> RECORDS TO PROCESS
--- Start ---

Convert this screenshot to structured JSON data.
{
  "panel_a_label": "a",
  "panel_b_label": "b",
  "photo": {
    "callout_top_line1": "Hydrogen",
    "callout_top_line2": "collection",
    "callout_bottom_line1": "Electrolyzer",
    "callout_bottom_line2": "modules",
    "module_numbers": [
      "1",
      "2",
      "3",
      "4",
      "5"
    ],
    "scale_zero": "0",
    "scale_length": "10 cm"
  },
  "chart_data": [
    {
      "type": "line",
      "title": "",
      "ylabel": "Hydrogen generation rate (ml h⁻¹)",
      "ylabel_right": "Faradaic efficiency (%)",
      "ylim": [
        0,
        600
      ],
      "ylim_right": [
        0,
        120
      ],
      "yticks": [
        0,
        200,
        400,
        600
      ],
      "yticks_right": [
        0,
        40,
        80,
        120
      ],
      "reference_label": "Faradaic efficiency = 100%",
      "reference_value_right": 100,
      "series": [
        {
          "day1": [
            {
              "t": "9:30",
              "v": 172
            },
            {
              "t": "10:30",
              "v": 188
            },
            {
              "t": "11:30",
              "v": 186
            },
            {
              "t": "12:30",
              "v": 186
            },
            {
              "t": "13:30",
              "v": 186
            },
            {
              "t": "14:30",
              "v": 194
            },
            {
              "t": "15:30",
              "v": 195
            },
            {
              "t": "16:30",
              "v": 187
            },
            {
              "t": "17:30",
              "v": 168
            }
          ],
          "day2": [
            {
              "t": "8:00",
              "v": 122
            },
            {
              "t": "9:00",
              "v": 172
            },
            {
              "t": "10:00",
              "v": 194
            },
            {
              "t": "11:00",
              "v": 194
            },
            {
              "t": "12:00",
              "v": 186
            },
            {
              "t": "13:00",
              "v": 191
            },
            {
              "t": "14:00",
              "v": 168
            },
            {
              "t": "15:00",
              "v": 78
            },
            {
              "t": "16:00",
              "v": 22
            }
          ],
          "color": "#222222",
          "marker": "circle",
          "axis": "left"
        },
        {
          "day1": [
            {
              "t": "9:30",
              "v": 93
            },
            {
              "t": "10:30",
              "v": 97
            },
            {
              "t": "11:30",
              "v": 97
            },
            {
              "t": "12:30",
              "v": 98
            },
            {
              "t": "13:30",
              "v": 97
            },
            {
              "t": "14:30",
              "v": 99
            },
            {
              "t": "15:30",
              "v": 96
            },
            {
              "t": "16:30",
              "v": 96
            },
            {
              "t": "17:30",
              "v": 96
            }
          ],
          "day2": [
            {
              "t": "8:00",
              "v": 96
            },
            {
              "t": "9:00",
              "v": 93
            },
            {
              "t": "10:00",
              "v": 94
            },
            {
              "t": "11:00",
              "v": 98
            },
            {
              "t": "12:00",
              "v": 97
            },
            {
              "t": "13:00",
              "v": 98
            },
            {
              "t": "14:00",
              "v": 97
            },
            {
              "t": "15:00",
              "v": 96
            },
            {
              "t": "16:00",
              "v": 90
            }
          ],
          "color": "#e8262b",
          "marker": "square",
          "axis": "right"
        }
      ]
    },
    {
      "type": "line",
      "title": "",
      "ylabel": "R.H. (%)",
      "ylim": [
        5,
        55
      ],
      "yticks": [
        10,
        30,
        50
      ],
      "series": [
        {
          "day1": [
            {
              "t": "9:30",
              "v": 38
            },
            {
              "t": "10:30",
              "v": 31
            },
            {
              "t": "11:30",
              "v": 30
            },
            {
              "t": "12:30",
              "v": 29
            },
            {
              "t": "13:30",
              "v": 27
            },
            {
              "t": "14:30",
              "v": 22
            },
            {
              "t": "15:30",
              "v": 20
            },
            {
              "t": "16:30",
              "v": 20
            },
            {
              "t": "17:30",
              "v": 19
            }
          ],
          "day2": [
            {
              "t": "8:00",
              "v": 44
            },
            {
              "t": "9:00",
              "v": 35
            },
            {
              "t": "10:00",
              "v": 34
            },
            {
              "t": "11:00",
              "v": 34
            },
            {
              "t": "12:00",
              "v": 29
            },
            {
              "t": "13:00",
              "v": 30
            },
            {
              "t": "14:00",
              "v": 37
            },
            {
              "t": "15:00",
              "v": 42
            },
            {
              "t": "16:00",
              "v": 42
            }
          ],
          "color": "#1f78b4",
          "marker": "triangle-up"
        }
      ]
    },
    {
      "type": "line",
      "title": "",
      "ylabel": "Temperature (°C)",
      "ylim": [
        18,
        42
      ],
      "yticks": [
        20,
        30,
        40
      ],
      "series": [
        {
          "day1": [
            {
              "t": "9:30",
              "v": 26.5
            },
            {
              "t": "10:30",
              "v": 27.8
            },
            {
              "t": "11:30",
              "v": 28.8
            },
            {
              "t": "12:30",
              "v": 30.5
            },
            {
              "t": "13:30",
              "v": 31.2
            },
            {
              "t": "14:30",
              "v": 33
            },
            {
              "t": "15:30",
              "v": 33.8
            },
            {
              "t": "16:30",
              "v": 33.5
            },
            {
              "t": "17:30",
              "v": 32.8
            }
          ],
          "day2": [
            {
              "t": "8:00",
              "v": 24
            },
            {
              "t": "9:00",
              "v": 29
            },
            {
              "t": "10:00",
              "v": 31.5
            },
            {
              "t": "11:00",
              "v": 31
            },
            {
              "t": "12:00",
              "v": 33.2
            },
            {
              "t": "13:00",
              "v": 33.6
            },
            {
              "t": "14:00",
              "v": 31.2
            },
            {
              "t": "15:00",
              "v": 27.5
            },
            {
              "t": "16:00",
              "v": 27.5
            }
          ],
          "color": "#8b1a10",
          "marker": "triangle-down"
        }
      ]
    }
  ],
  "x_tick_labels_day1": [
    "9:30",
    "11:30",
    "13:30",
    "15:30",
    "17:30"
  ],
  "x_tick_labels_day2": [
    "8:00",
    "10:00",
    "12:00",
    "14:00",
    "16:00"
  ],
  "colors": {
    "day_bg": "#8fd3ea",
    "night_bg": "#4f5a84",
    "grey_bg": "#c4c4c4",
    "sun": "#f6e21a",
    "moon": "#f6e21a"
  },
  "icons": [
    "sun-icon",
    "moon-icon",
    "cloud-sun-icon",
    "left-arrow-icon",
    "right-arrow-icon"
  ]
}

--- End ---

> GIVEN EXERCISE
Copy out all the entries shown above, character for character.

> SOLUTION TO THIS EXERCISE
Convert this screenshot to structured JSON data.
{
  "panel_a_label": "a",
  "panel_b_label": "b",
  "photo": {
    "callout_top_line1": "Hydrogen",
    "callout_top_line2": "collection",
    "callout_bottom_line1": "Electrolyzer",
    "callout_bottom_line2": "modules",
    "module_numbers": [
      "1",
      "2",
      "3",
      "4",
      "5"
    ],
    "scale_zero": "0",
    "scale_length": "10 cm"
  },
  "chart_data": [
    {
      "type": "line",
      "title": "",
      "ylabel": "Hydrogen generation rate (ml h⁻¹)",
      "ylabel_right": "Faradaic efficiency (%)",
      "ylim": [
        0,
        600
      ],
      "ylim_right": [
        0,
        120
      ],
      "yticks": [
        0,
        200,
        400,
        600
      ],
      "yticks_right": [
        0,
        40,
        80,
        120
      ],
      "reference_label": "Faradaic efficiency = 100%",
      "reference_value_right": 100,
      "series": [
        {
          "day1": [
            {
              "t": "9:30",
              "v": 172
            },
            {
              "t": "10:30",
              "v": 188
            },
            {
              "t": "11:30",
              "v": 186
            },
            {
              "t": "12:30",
              "v": 186
            },
            {
              "t": "13:30",
              "v": 186
            },
            {
              "t": "14:30",
              "v": 194
            },
            {
              "t": "15:30",
              "v": 195
            },
            {
              "t": "16:30",
              "v": 187
            },
            {
              "t": "17:30",
              "v": 168
            }
          ],
          "day2": [
            {
              "t": "8:00",
              "v": 122
            },
            {
              "t": "9:00",
              "v": 172
            },
            {
              "t": "10:00",
              "v": 194
            },
            {
              "t": "11:00",
              "v": 194
            },
            {
              "t": "12:00",
              "v": 186
            },
            {
              "t": "13:00",
              "v": 191
            },
            {
              "t": "14:00",
              "v": 168
            },
            {
              "t": "15:00",
              "v": 78
            },
            {
              "t": "16:00",
              "v": 22
            }
          ],
          "color": "#222222",
          "marker": "circle",
          "axis": "left"
        },
        {
          "day1": [
            {
              "t": "9:30",
              "v": 93
            },
            {
              "t": "10:30",
              "v": 97
            },
            {
              "t": "11:30",
              "v": 97
            },
            {
              "t": "12:30",
              "v": 98
            },
            {
              "t": "13:30",
              "v": 97
            },
            {
              "t": "14:30",
              "v": 99
            },
            {
              "t": "15:30",
              "v": 96
            },
            {
              "t": "16:30",
              "v": 96
            },
            {
              "t": "17:30",
              "v": 96
            }
          ],
          "day2": [
            {
              "t": "8:00",
              "v": 96
            },
            {
              "t": "9:00",
              "v": 93
            },
            {
              "t": "10:00",
              "v": 94
            },
            {
              "t": "11:00",
              "v": 98
            },
            {
              "t": "12:00",
              "v": 97
            },
            {
              "t": "13:00",
              "v": 98
            },
            {
              "t": "14:00",
              "v": 97
            },
            {
              "t": "15:00",
              "v": 96
            },
            {
              "t": "16:00",
              "v": 90
            }
          ],
          "color": "#e8262b",
          "marker": "square",
          "axis": "right"
        }
      ]
    },
    {
      "type": "line",
      "title": "",
      "ylabel": "R.H. (%)",
      "ylim": [
        5,
        55
      ],
      "yticks": [
        10,
        30,
        50
      ],
      "series": [
        {
          "day1": [
            {
              "t": "9:30",
              "v": 38
            },
            {
              "t": "10:30",
              "v": 31
            },
            {
              "t": "11:30",
              "v": 30
            },
            {
              "t": "12:30",
              "v": 29
            },
            {
              "t": "13:30",
              "v": 27
            },
            {
              "t": "14:30",
              "v": 22
            },
            {
              "t": "15:30",
              "v": 20
            },
            {
              "t": "16:30",
              "v": 20
            },
            {
              "t": "17:30",
              "v": 19
            }
          ],
          "day2": [
            {
              "t": "8:00",
              "v": 44
            },
            {
              "t": "9:00",
              "v": 35
            },
            {
              "t": "10:00",
              "v": 34
            },
            {
              "t": "11:00",
              "v": 34
            },
            {
              "t": "12:00",
              "v": 29
            },
            {
              "t": "13:00",
              "v": 30
            },
            {
              "t": "14:00",
              "v": 37
            },
            {
              "t": "15:00",
              "v": 42
            },
            {
              "t": "16:00",
              "v": 42
            }
          ],
          "color": "#1f78b4",
          "marker": "triangle-up"
        }
      ]
    },
    {
      "type": "line",
      "title": "",
      "ylabel": "Temperature (°C)",
      "ylim": [
        18,
        42
      ],
      "yticks": [
        20,
        30,
        40
      ],
      "series": [
        {
          "day1": [
            {
              "t": "9:30",
              "v": 26.5
            },
            {
              "t": "10:30",
              "v": 27.8
            },
            {
              "t": "11:30",
              "v": 28.8
            },
            {
              "t": "12:30",
              "v": 30.5
            },
            {
              "t": "13:30",
              "v": 31.2
            },
            {
              "t": "14:30",
              "v": 33
            },
            {
              "t": "15:30",
              "v": 33.8
            },
            {
              "t": "16:30",
              "v": 33.5
            },
            {
              "t": "17:30",
              "v": 32.8
            }
          ],
          "day2": [
            {
              "t": "8:00",
              "v": 24
            },
            {
              "t": "9:00",
              "v": 29
            },
            {
              "t": "10:00",
              "v": 31.5
            },
            {
              "t": "11:00",
              "v": 31
            },
            {
              "t": "12:00",
              "v": 33.2
            },
            {
              "t": "13:00",
              "v": 33.6
            },
            {
              "t": "14:00",
              "v": 31.2
            },
            {
              "t": "15:00",
              "v": 27.5
            },
            {
              "t": "16:00",
              "v": 27.5
            }
          ],
          "color": "#8b1a10",
          "marker": "triangle-down"
        }
      ]
    }
  ],
  "x_tick_labels_day1": [
    "9:30",
    "11:30",
    "13:30",
    "15:30",
    "17:30"
  ],
  "x_tick_labels_day2": [
    "8:00",
    "10:00",
    "12:00",
    "14:00",
    "16:00"
  ],
  "colors": {
    "day_bg": "#8fd3ea",
    "night_bg": "#4f5a84",
    "grey_bg": "#c4c4c4",
    "sun": "#f6e21a",
    "moon": "#f6e21a"
  },
  "icons": [
    "sun-icon",
    "moon-icon",
    "cloud-sun-icon",
    "left-arrow-icon",
    "right-arrow-icon"
  ]
}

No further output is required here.